** Start Excerpted records **
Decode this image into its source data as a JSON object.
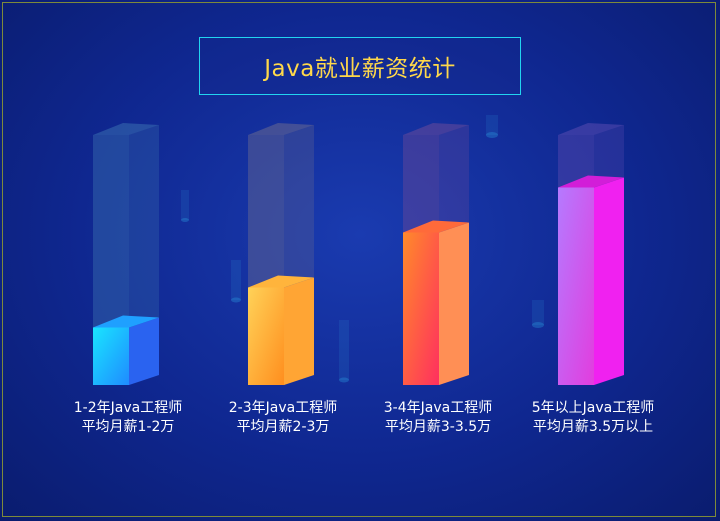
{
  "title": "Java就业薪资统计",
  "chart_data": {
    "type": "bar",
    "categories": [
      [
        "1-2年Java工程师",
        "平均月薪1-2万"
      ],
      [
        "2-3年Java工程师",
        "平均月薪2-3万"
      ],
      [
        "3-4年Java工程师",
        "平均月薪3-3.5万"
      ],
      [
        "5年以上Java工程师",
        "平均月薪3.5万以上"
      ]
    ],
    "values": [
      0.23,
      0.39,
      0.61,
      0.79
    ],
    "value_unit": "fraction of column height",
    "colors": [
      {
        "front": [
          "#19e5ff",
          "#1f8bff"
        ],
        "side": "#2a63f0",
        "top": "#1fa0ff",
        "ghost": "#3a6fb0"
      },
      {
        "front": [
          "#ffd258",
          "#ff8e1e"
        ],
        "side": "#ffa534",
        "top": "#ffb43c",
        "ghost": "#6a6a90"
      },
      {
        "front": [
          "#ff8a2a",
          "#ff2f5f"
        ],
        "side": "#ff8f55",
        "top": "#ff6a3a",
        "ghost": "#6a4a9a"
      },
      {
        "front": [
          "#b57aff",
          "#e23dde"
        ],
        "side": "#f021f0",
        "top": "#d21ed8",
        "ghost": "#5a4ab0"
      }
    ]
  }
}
** End Excerpted records **
** Start Excerpted records **
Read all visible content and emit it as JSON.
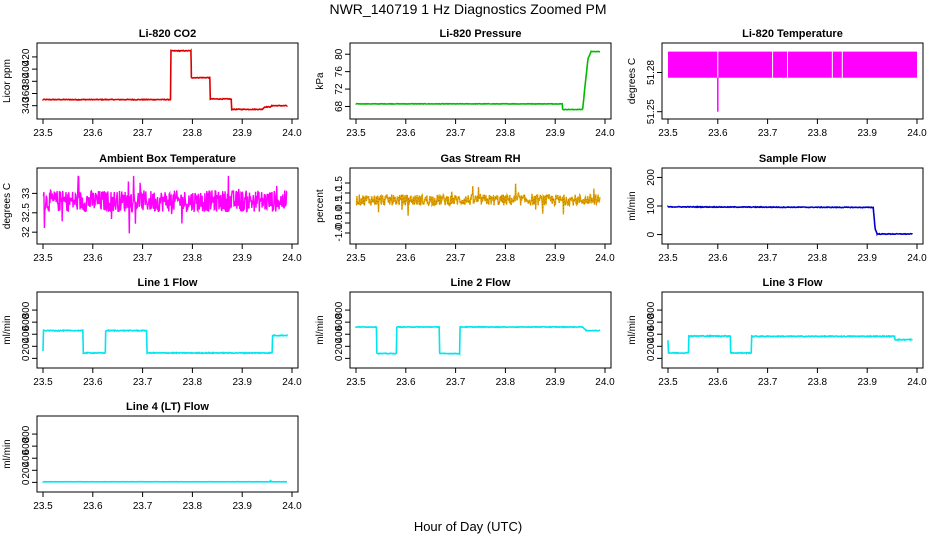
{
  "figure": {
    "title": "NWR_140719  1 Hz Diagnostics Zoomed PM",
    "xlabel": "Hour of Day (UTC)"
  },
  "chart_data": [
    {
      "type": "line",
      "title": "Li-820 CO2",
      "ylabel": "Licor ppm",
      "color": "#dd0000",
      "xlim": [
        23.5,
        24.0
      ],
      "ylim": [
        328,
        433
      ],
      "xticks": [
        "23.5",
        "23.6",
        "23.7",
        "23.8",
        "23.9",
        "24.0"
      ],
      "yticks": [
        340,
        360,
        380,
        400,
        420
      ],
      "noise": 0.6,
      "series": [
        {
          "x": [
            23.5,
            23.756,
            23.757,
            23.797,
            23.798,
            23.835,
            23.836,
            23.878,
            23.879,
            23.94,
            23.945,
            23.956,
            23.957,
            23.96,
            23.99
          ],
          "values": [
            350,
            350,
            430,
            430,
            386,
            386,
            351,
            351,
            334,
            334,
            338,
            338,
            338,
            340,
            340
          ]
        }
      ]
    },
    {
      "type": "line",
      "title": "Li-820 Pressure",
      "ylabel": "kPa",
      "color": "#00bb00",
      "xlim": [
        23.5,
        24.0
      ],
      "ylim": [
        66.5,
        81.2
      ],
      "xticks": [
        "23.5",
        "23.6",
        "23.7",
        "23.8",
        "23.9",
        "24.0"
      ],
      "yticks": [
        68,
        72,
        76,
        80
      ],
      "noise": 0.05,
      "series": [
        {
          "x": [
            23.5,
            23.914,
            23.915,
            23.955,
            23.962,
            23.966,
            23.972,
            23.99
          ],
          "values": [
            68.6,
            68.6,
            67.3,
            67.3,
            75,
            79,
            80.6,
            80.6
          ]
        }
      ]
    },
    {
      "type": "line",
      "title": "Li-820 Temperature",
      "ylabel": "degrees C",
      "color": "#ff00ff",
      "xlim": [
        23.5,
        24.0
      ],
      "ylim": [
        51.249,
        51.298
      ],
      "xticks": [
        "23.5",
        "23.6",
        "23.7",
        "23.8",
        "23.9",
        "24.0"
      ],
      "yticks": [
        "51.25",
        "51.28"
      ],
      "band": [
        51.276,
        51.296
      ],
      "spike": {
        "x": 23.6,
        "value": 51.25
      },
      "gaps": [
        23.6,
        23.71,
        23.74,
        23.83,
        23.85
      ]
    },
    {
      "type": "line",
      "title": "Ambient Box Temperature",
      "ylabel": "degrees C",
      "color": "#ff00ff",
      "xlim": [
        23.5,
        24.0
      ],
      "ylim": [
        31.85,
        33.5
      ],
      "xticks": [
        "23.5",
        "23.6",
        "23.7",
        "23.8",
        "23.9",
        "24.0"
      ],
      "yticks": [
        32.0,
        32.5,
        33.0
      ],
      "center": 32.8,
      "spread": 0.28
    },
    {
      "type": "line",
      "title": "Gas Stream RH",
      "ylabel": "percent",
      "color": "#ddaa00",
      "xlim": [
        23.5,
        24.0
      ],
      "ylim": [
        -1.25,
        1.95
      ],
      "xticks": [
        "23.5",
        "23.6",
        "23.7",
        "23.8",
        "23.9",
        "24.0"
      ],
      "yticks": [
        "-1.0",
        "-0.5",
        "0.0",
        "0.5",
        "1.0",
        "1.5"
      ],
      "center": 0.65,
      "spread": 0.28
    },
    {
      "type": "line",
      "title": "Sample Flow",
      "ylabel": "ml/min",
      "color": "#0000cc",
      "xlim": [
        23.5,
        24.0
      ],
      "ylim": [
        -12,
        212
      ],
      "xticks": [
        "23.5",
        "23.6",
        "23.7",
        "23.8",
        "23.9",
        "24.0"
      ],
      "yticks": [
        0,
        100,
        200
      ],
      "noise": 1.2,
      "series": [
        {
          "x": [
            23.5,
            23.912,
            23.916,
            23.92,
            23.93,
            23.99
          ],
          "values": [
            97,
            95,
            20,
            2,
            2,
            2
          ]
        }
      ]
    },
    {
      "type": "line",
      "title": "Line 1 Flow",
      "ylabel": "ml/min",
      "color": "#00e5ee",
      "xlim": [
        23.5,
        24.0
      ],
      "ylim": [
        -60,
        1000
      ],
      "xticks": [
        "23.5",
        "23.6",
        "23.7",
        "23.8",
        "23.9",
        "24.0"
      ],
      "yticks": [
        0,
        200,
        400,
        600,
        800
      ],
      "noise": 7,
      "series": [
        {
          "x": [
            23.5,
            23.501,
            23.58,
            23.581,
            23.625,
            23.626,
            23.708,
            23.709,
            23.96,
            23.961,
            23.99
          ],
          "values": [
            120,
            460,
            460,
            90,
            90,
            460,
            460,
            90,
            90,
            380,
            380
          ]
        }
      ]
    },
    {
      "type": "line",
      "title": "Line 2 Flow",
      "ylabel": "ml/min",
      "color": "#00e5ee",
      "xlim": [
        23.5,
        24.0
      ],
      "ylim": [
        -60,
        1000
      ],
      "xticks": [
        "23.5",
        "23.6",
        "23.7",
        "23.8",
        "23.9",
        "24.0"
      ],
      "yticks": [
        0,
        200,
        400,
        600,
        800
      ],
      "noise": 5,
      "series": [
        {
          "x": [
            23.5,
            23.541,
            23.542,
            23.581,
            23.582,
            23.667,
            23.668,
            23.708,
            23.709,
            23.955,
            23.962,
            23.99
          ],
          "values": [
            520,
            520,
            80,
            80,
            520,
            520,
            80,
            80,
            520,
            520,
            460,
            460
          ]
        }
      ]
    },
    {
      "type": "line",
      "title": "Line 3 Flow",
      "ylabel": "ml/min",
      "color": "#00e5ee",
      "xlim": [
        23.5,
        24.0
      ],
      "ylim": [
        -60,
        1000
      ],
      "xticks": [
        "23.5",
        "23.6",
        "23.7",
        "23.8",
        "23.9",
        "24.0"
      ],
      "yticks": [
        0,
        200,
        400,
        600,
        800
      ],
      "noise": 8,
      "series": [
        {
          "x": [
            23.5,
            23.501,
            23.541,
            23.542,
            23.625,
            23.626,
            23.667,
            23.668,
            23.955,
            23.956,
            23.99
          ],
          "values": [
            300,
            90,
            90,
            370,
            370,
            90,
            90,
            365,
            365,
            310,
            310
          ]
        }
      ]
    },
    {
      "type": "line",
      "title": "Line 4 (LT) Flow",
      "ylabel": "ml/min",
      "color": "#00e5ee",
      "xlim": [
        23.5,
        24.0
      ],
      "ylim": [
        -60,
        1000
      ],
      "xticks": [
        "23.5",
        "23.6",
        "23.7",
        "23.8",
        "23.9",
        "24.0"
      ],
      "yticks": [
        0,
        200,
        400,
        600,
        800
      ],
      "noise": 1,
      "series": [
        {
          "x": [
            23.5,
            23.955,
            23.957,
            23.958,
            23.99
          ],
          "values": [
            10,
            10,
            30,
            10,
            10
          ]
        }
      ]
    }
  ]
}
** End Excerpted records **
• **What the exercise asks**:
Choose all lines containing the string "Temperature" and copy them out.

• **Solved problem**:
      "title": "Li-820 Temperature",
      "title": "Ambient Box Temperature",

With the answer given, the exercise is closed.